#### MATERIAL SHOWN ####
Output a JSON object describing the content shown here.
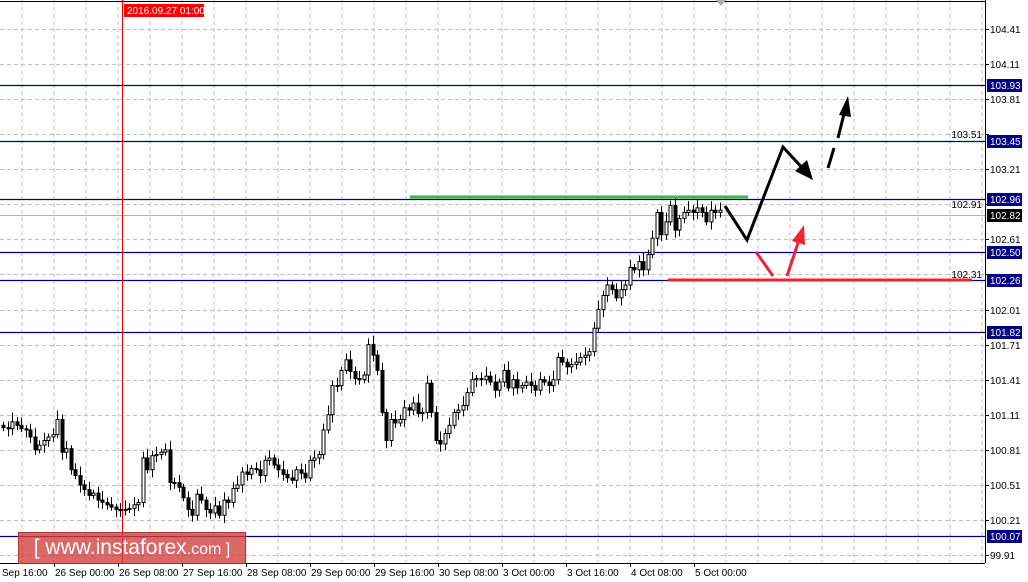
{
  "chart_data": {
    "type": "candlestick",
    "title": "",
    "price_axis": {
      "ticks": [
        104.41,
        104.11,
        103.81,
        103.51,
        103.21,
        102.91,
        102.61,
        102.31,
        102.01,
        101.71,
        101.41,
        101.11,
        100.81,
        100.51,
        100.21,
        99.91
      ],
      "range": [
        99.85,
        104.65
      ]
    },
    "time_axis": {
      "labels": [
        "Sep 16:00",
        "26 Sep 00:00",
        "26 Sep 08:00",
        "27 Sep 16:00",
        "28 Sep 08:00",
        "29 Sep 00:00",
        "29 Sep 16:00",
        "30 Sep 08:00",
        "3 Oct 00:00",
        "3 Oct 16:00",
        "4 Oct 08:00",
        "5 Oct 00:00"
      ],
      "crosshair_label": "2016.09.27 01:00"
    },
    "grid": true,
    "closes": [
      101.0,
      100.99,
      101.05,
      101.02,
      100.99,
      100.98,
      100.92,
      100.81,
      100.85,
      100.89,
      100.92,
      100.94,
      101.07,
      100.79,
      100.82,
      100.64,
      100.59,
      100.51,
      100.47,
      100.42,
      100.44,
      100.38,
      100.36,
      100.34,
      100.32,
      100.3,
      100.29,
      100.3,
      100.31,
      100.34,
      100.36,
      100.74,
      100.64,
      100.76,
      100.77,
      100.79,
      100.81,
      100.53,
      100.53,
      100.49,
      100.4,
      100.3,
      100.25,
      100.43,
      100.38,
      100.3,
      100.27,
      100.33,
      100.25,
      100.38,
      100.36,
      100.48,
      100.51,
      100.62,
      100.6,
      100.65,
      100.64,
      100.59,
      100.72,
      100.74,
      100.68,
      100.64,
      100.6,
      100.57,
      100.55,
      100.64,
      100.61,
      100.57,
      100.72,
      100.74,
      100.77,
      100.98,
      101.11,
      101.36,
      101.36,
      101.49,
      101.58,
      101.48,
      101.42,
      101.41,
      101.45,
      101.71,
      101.62,
      101.49,
      101.13,
      100.89,
      101.07,
      101.04,
      101.07,
      101.17,
      101.15,
      101.21,
      101.12,
      101.13,
      101.38,
      101.13,
      100.89,
      100.86,
      100.95,
      101.02,
      101.13,
      101.15,
      101.19,
      101.3,
      101.41,
      101.42,
      101.41,
      101.44,
      101.39,
      101.32,
      101.39,
      101.49,
      101.34,
      101.41,
      101.34,
      101.36,
      101.39,
      101.36,
      101.32,
      101.41,
      101.39,
      101.36,
      101.41,
      101.6,
      101.56,
      101.52,
      101.54,
      101.56,
      101.6,
      101.62,
      101.65,
      101.85,
      102.01,
      102.13,
      102.22,
      102.18,
      102.11,
      102.18,
      102.22,
      102.37,
      102.35,
      102.42,
      102.35,
      102.48,
      102.62,
      102.84,
      102.65,
      102.76,
      102.9,
      102.69,
      102.79,
      102.84,
      102.86,
      102.84,
      102.88,
      102.84,
      102.76,
      102.86,
      102.84,
      102.86
    ],
    "current_price": 102.82,
    "levels": [
      {
        "price": 103.93,
        "label": "103.93"
      },
      {
        "price": 103.45,
        "label": "103.45"
      },
      {
        "price": 102.96,
        "label": "102.96"
      },
      {
        "price": 102.5,
        "label": "102.50"
      },
      {
        "price": 102.26,
        "label": "102.26"
      },
      {
        "price": 101.82,
        "label": "101.82"
      },
      {
        "price": 100.07,
        "label": "100.07"
      }
    ],
    "current_label": "102.82",
    "colors": {
      "level": "#000080",
      "bull_body": "#ffffff",
      "bear_body": "#000000",
      "grid": "#c0c0c0",
      "crosshair": "#ff0000",
      "resistance": "#33bb44",
      "support": "#ee2233",
      "current": "#b0b0b0"
    }
  },
  "watermark": {
    "text": "[ www.instaforex",
    "suffix": ".com ]"
  }
}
####
* BRIEF: Extract every line of the data exactly; pictures stay out.

* TASK RESULT:
Output a JSON object describing the content shown here.
{
  "chart_data": {
    "type": "candlestick",
    "title": "",
    "price_axis": {
      "ticks": [
        104.41,
        104.11,
        103.81,
        103.51,
        103.21,
        102.91,
        102.61,
        102.31,
        102.01,
        101.71,
        101.41,
        101.11,
        100.81,
        100.51,
        100.21,
        99.91
      ],
      "range": [
        99.85,
        104.65
      ]
    },
    "time_axis": {
      "labels": [
        "Sep 16:00",
        "26 Sep 00:00",
        "26 Sep 08:00",
        "27 Sep 16:00",
        "28 Sep 08:00",
        "29 Sep 00:00",
        "29 Sep 16:00",
        "30 Sep 08:00",
        "3 Oct 00:00",
        "3 Oct 16:00",
        "4 Oct 08:00",
        "5 Oct 00:00"
      ],
      "crosshair_label": "2016.09.27 01:00"
    },
    "grid": true,
    "closes": [
      101.0,
      100.99,
      101.05,
      101.02,
      100.99,
      100.98,
      100.92,
      100.81,
      100.85,
      100.89,
      100.92,
      100.94,
      101.07,
      100.79,
      100.82,
      100.64,
      100.59,
      100.51,
      100.47,
      100.42,
      100.44,
      100.38,
      100.36,
      100.34,
      100.32,
      100.3,
      100.29,
      100.3,
      100.31,
      100.34,
      100.36,
      100.74,
      100.64,
      100.76,
      100.77,
      100.79,
      100.81,
      100.53,
      100.53,
      100.49,
      100.4,
      100.3,
      100.25,
      100.43,
      100.38,
      100.3,
      100.27,
      100.33,
      100.25,
      100.38,
      100.36,
      100.48,
      100.51,
      100.62,
      100.6,
      100.65,
      100.64,
      100.59,
      100.72,
      100.74,
      100.68,
      100.64,
      100.6,
      100.57,
      100.55,
      100.64,
      100.61,
      100.57,
      100.72,
      100.74,
      100.77,
      100.98,
      101.11,
      101.36,
      101.36,
      101.49,
      101.58,
      101.48,
      101.42,
      101.41,
      101.45,
      101.71,
      101.62,
      101.49,
      101.13,
      100.89,
      101.07,
      101.04,
      101.07,
      101.17,
      101.15,
      101.21,
      101.12,
      101.13,
      101.38,
      101.13,
      100.89,
      100.86,
      100.95,
      101.02,
      101.13,
      101.15,
      101.19,
      101.3,
      101.41,
      101.42,
      101.41,
      101.44,
      101.39,
      101.32,
      101.39,
      101.49,
      101.34,
      101.41,
      101.34,
      101.36,
      101.39,
      101.36,
      101.32,
      101.41,
      101.39,
      101.36,
      101.41,
      101.6,
      101.56,
      101.52,
      101.54,
      101.56,
      101.6,
      101.62,
      101.65,
      101.85,
      102.01,
      102.13,
      102.22,
      102.18,
      102.11,
      102.18,
      102.22,
      102.37,
      102.35,
      102.42,
      102.35,
      102.48,
      102.62,
      102.84,
      102.65,
      102.76,
      102.9,
      102.69,
      102.79,
      102.84,
      102.86,
      102.84,
      102.88,
      102.84,
      102.76,
      102.86,
      102.84,
      102.86
    ],
    "current_price": 102.82,
    "levels": [
      {
        "price": 103.93,
        "label": "103.93"
      },
      {
        "price": 103.45,
        "label": "103.45"
      },
      {
        "price": 102.96,
        "label": "102.96"
      },
      {
        "price": 102.5,
        "label": "102.50"
      },
      {
        "price": 102.26,
        "label": "102.26"
      },
      {
        "price": 101.82,
        "label": "101.82"
      },
      {
        "price": 100.07,
        "label": "100.07"
      }
    ],
    "current_label": "102.82",
    "colors": {
      "level": "#000080",
      "bull_body": "#ffffff",
      "bear_body": "#000000",
      "grid": "#c0c0c0",
      "crosshair": "#ff0000",
      "resistance": "#33bb44",
      "support": "#ee2233",
      "current": "#b0b0b0"
    }
  },
  "watermark": {
    "text": "[ www.instaforex",
    "suffix": ".com ]"
  }
}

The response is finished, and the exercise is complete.